*Provided data:*

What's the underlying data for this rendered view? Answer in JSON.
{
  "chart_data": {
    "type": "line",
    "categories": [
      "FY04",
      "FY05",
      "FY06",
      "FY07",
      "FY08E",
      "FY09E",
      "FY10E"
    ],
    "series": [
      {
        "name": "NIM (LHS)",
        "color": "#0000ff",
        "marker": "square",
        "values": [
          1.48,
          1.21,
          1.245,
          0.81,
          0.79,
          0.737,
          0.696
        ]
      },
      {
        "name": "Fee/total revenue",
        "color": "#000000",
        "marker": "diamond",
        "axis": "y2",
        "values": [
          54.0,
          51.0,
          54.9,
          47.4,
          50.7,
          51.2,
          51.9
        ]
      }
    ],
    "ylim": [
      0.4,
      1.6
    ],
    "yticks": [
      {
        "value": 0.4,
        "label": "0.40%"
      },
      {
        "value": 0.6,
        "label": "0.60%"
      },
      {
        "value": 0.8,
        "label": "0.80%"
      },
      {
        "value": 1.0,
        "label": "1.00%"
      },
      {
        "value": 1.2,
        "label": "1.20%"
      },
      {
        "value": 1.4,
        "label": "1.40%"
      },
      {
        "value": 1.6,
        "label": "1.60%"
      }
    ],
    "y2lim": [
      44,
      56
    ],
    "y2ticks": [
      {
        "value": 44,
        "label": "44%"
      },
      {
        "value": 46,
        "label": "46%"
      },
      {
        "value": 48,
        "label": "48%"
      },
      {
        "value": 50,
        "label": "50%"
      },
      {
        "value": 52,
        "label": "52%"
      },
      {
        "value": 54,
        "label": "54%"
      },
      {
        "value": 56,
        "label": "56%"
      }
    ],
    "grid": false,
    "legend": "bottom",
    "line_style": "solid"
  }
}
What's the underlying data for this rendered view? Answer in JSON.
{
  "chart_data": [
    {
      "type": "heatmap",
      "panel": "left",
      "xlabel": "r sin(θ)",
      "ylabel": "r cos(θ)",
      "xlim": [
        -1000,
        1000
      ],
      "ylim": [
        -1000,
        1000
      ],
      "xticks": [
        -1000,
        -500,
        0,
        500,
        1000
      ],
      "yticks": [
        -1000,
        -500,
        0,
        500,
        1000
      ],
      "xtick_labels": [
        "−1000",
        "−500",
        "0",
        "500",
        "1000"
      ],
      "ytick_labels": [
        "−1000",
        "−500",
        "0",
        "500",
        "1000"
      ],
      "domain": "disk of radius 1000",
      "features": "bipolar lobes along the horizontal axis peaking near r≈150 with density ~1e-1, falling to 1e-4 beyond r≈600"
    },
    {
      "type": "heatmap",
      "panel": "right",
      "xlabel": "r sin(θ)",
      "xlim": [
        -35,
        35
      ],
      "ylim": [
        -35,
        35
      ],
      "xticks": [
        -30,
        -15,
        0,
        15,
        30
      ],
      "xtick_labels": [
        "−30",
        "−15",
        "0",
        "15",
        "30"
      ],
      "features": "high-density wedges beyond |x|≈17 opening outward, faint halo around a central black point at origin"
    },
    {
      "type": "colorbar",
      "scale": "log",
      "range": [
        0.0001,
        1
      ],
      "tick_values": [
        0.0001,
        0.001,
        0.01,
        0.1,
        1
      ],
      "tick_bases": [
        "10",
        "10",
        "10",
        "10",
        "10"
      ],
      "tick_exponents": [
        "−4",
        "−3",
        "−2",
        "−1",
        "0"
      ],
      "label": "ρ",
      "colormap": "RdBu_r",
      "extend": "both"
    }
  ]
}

*Work to be completed:* Copy out all of the lines above exactly.

*Exercise answer:*
What's the underlying data for this rendered view? Answer in JSON.
{
  "chart_data": {
    "type": "line",
    "categories": [
      "FY04",
      "FY05",
      "FY06",
      "FY07",
      "FY08E",
      "FY09E",
      "FY10E"
    ],
    "series": [
      {
        "name": "NIM (LHS)",
        "color": "#0000ff",
        "marker": "square",
        "values": [
          1.48,
          1.21,
          1.245,
          0.81,
          0.79,
          0.737,
          0.696
        ]
      },
      {
        "name": "Fee/total revenue",
        "color": "#000000",
        "marker": "diamond",
        "axis": "y2",
        "values": [
          54.0,
          51.0,
          54.9,
          47.4,
          50.7,
          51.2,
          51.9
        ]
      }
    ],
    "ylim": [
      0.4,
      1.6
    ],
    "yticks": [
      {
        "value": 0.4,
        "label": "0.40%"
      },
      {
        "value": 0.6,
        "label": "0.60%"
      },
      {
        "value": 0.8,
        "label": "0.80%"
      },
      {
        "value": 1.0,
        "label": "1.00%"
      },
      {
        "value": 1.2,
        "label": "1.20%"
      },
      {
        "value": 1.4,
        "label": "1.40%"
      },
      {
        "value": 1.6,
        "label": "1.60%"
      }
    ],
    "y2lim": [
      44,
      56
    ],
    "y2ticks": [
      {
        "value": 44,
        "label": "44%"
      },
      {
        "value": 46,
        "label": "46%"
      },
      {
        "value": 48,
        "label": "48%"
      },
      {
        "value": 50,
        "label": "50%"
      },
      {
        "value": 52,
        "label": "52%"
      },
      {
        "value": 54,
        "label": "54%"
      },
      {
        "value": 56,
        "label": "56%"
      }
    ],
    "grid": false,
    "legend": "bottom",
    "line_style": "solid"
  }
}
What's the underlying data for this rendered view? Answer in JSON.
{
  "chart_data": [
    {
      "type": "heatmap",
      "panel": "left",
      "xlabel": "r sin(θ)",
      "ylabel": "r cos(θ)",
      "xlim": [
        -1000,
        1000
      ],
      "ylim": [
        -1000,
        1000
      ],
      "xticks": [
        -1000,
        -500,
        0,
        500,
        1000
      ],
      "yticks": [
        -1000,
        -500,
        0,
        500,
        1000
      ],
      "xtick_labels": [
        "−1000",
        "−500",
        "0",
        "500",
        "1000"
      ],
      "ytick_labels": [
        "−1000",
        "−500",
        "0",
        "500",
        "1000"
      ],
      "domain": "disk of radius 1000",
      "features": "bipolar lobes along the horizontal axis peaking near r≈150 with density ~1e-1, falling to 1e-4 beyond r≈600"
    },
    {
      "type": "heatmap",
      "panel": "right",
      "xlabel": "r sin(θ)",
      "xlim": [
        -35,
        35
      ],
      "ylim": [
        -35,
        35
      ],
      "xticks": [
        -30,
        -15,
        0,
        15,
        30
      ],
      "xtick_labels": [
        "−30",
        "−15",
        "0",
        "15",
        "30"
      ],
      "features": "high-density wedges beyond |x|≈17 opening outward, faint halo around a central black point at origin"
    },
    {
      "type": "colorbar",
      "scale": "log",
      "range": [
        0.0001,
        1
      ],
      "tick_values": [
        0.0001,
        0.001,
        0.01,
        0.1,
        1
      ],
      "tick_bases": [
        "10",
        "10",
        "10",
        "10",
        "10"
      ],
      "tick_exponents": [
        "−4",
        "−3",
        "−2",
        "−1",
        "0"
      ],
      "label": "ρ",
      "colormap": "RdBu_r",
      "extend": "both"
    }
  ]
}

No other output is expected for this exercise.